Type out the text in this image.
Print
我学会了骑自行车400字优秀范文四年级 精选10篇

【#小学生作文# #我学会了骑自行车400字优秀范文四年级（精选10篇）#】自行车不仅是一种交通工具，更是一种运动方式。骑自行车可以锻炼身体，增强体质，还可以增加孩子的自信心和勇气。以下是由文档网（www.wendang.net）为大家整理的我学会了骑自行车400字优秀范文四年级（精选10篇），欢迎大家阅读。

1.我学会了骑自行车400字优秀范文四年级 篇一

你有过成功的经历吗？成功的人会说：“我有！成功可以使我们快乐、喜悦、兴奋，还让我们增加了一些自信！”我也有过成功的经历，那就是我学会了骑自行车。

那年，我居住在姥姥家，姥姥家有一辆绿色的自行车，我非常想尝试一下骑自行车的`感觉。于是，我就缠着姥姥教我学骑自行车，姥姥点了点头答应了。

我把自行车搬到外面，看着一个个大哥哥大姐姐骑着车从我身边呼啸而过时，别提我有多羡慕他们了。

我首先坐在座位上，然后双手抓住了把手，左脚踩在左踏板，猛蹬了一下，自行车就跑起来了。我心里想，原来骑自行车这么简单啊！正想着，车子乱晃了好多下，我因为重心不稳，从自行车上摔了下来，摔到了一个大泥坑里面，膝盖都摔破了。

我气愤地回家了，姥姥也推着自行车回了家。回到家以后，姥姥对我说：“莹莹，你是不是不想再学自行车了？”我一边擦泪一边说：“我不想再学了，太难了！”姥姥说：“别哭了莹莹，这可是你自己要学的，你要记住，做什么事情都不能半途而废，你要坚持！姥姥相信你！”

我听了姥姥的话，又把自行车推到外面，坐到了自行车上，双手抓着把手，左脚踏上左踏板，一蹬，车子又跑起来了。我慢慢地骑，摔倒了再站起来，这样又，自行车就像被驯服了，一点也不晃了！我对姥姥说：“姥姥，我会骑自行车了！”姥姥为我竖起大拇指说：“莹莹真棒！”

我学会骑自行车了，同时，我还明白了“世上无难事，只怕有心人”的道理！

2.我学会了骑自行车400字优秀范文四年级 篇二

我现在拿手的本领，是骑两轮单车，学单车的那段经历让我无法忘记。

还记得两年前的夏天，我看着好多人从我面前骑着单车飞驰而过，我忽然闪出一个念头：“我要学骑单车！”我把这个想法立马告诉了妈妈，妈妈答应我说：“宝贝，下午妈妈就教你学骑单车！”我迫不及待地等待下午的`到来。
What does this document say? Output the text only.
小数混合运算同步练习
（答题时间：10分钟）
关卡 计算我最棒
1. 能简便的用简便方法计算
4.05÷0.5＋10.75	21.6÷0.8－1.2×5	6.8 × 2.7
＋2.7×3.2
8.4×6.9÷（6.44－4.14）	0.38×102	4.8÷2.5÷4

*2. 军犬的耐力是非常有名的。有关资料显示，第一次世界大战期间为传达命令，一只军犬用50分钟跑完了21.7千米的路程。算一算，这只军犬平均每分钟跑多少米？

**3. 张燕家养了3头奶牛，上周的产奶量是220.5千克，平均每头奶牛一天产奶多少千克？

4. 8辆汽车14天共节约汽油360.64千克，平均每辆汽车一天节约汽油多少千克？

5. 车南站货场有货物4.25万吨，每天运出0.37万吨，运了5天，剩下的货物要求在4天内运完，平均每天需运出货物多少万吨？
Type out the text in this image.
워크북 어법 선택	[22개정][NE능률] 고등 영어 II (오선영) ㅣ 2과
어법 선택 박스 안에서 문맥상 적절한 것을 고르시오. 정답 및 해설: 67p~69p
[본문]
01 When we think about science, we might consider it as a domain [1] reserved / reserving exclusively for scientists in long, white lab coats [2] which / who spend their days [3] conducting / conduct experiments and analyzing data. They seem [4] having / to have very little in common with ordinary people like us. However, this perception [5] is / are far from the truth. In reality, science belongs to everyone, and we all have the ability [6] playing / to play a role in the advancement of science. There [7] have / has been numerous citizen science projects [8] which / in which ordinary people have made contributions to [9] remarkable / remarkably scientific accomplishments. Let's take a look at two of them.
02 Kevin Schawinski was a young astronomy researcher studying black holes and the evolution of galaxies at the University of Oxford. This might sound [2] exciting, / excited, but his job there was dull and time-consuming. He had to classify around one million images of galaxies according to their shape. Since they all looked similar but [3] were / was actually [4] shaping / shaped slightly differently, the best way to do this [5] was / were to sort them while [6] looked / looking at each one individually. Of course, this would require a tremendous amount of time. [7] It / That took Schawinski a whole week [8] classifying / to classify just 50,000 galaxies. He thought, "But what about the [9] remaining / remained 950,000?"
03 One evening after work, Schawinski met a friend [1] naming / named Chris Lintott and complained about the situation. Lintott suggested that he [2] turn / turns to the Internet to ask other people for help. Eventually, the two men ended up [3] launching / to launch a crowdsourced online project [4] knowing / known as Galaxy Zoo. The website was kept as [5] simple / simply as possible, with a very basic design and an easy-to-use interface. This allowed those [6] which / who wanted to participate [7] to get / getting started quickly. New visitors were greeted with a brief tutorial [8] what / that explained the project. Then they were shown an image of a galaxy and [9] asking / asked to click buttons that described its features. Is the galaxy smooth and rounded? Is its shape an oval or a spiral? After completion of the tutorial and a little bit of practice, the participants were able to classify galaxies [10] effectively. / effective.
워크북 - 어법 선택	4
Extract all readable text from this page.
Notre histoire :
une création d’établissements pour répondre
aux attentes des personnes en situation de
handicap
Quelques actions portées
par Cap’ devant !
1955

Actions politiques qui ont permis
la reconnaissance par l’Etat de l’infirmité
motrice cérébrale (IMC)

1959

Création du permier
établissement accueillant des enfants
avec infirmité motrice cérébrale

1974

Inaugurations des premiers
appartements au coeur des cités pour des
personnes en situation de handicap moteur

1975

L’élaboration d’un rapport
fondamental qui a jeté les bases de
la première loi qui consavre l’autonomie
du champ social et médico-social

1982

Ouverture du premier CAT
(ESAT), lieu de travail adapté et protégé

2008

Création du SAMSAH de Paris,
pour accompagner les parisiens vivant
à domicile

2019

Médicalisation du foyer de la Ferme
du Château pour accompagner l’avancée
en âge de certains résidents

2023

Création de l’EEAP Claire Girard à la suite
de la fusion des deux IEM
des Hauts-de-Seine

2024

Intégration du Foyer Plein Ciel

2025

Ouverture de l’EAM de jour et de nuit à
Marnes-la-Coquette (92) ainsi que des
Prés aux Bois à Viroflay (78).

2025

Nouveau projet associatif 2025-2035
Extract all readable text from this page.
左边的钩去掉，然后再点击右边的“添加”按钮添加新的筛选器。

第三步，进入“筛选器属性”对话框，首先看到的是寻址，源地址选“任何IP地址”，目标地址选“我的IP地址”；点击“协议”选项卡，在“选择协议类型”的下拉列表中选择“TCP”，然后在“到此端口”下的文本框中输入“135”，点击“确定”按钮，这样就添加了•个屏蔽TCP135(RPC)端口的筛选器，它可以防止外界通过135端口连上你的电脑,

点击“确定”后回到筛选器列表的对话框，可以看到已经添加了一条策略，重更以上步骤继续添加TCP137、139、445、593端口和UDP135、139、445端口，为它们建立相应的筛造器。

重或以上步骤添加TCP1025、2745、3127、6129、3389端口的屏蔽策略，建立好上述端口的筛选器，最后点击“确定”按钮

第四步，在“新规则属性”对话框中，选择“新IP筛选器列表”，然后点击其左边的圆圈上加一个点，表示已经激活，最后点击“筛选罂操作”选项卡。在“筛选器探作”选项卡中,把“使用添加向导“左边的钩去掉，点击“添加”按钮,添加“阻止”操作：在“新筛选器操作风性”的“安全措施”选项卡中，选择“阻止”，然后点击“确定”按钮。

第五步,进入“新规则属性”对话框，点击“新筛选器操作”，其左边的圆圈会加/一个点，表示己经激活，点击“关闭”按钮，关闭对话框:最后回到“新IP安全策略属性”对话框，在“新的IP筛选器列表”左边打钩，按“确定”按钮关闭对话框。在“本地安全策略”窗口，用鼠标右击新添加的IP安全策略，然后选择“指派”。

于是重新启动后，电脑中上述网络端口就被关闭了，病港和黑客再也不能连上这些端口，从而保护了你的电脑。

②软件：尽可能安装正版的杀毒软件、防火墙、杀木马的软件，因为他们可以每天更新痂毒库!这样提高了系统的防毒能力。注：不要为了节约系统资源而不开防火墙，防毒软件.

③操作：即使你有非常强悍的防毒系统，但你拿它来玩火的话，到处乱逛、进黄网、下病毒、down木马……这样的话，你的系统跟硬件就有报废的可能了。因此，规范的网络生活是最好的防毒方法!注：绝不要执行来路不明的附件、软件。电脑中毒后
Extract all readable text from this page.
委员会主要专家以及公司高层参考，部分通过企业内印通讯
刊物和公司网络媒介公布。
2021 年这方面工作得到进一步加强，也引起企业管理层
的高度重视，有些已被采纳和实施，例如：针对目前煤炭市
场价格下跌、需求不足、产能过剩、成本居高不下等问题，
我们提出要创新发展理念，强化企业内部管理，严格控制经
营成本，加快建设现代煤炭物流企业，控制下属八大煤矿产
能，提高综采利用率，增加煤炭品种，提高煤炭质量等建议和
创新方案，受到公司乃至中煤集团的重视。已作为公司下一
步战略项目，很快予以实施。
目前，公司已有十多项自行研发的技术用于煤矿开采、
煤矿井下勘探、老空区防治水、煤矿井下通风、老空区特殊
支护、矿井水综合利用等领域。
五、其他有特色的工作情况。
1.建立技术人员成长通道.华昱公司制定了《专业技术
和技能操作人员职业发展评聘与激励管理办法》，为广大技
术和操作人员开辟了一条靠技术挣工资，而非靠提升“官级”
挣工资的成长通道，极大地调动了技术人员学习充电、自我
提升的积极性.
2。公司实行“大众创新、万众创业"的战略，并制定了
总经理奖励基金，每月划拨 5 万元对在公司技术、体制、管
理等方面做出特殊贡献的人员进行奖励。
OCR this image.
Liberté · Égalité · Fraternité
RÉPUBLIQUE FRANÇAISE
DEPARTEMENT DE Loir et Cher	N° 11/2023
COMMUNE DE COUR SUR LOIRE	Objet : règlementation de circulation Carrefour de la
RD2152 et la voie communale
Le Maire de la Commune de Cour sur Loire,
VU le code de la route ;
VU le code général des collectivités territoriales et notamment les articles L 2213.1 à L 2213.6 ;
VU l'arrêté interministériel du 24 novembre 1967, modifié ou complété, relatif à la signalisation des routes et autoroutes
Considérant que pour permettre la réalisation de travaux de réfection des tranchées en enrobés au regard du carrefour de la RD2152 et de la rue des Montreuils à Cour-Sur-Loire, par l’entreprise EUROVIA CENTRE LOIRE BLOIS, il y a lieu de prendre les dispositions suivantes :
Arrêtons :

·····

What is asked:
Starting at the line that contains "OCR this image.", quote each remaining line of the entries above, unchanged.

Full answer:
OCR this image.
Liberté · Égalité · Fraternité
RÉPUBLIQUE FRANÇAISE
DEPARTEMENT DE Loir et Cher	N° 11/2023
COMMUNE DE COUR SUR LOIRE	Objet : règlementation de circulation Carrefour de la
RD2152 et la voie communale
Le Maire de la Commune de Cour sur Loire,
VU le code de la route ;
VU le code général des collectivités territoriales et notamment les articles L 2213.1 à L 2213.6 ;
VU l'arrêté interministériel du 24 novembre 1967, modifié ou complété, relatif à la signalisation des routes et autoroutes
Considérant que pour permettre la réalisation de travaux de réfection des tranchées en enrobés au regard du carrefour de la RD2152 et de la rue des Montreuils à Cour-Sur-Loire, par l’entreprise EUROVIA CENTRE LOIRE BLOIS, il y a lieu de prendre les dispositions suivantes :
Arrêtons :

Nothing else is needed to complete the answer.